## WHAT YOU HAVE TO DO
Every line of the listing must be reproduced as it stands. Leave the images behind.

Saved data entries:
=======

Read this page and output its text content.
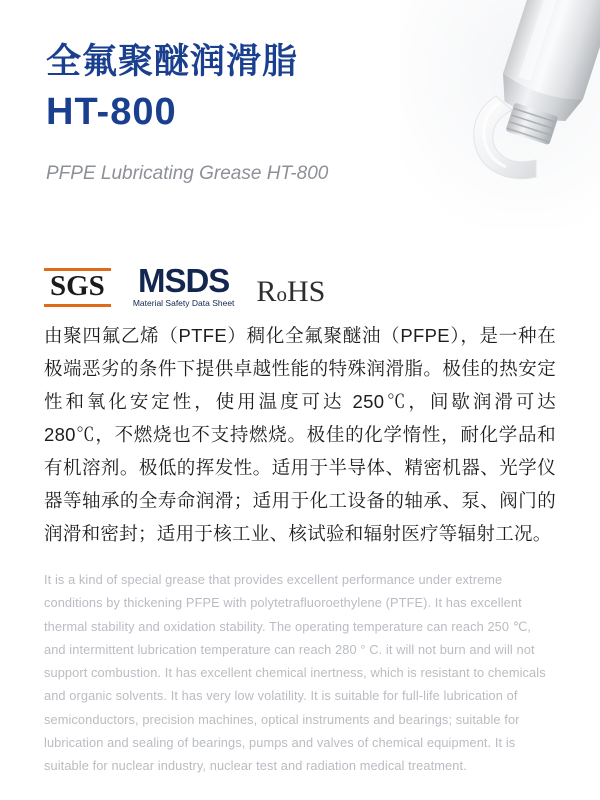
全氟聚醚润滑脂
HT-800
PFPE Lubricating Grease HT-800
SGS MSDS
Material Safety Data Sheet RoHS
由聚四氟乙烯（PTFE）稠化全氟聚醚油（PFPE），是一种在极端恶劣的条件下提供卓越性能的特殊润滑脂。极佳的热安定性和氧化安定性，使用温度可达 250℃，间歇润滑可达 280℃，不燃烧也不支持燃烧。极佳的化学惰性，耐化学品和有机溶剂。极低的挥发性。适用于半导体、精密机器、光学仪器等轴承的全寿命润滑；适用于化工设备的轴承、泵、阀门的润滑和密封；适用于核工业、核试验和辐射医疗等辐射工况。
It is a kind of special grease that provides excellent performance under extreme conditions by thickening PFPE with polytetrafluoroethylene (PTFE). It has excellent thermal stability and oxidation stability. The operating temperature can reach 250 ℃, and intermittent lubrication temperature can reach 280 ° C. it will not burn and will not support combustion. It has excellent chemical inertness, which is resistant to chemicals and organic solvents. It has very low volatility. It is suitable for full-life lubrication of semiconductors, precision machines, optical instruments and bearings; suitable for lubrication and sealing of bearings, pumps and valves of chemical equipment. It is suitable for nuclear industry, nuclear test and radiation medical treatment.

=======

## OUTPUT OF THE EXERCISE
Read this page and output its text content.
全氟聚醚润滑脂
HT-800
PFPE Lubricating Grease HT-800
SGS MSDS
Material Safety Data Sheet RoHS
由聚四氟乙烯（PTFE）稠化全氟聚醚油（PFPE），是一种在极端恶劣的条件下提供卓越性能的特殊润滑脂。极佳的热安定性和氧化安定性，使用温度可达 250℃，间歇润滑可达 280℃，不燃烧也不支持燃烧。极佳的化学惰性，耐化学品和有机溶剂。极低的挥发性。适用于半导体、精密机器、光学仪器等轴承的全寿命润滑；适用于化工设备的轴承、泵、阀门的润滑和密封；适用于核工业、核试验和辐射医疗等辐射工况。
It is a kind of special grease that provides excellent performance under extreme conditions by thickening PFPE with polytetrafluoroethylene (PTFE). It has excellent thermal stability and oxidation stability. The operating temperature can reach 250 ℃, and intermittent lubrication temperature can reach 280 ° C. it will not burn and will not support combustion. It has excellent chemical inertness, which is resistant to chemicals and organic solvents. It has very low volatility. It is suitable for full-life lubrication of semiconductors, precision machines, optical instruments and bearings; suitable for lubrication and sealing of bearings, pumps and valves of chemical equipment. It is suitable for nuclear industry, nuclear test and radiation medical treatment.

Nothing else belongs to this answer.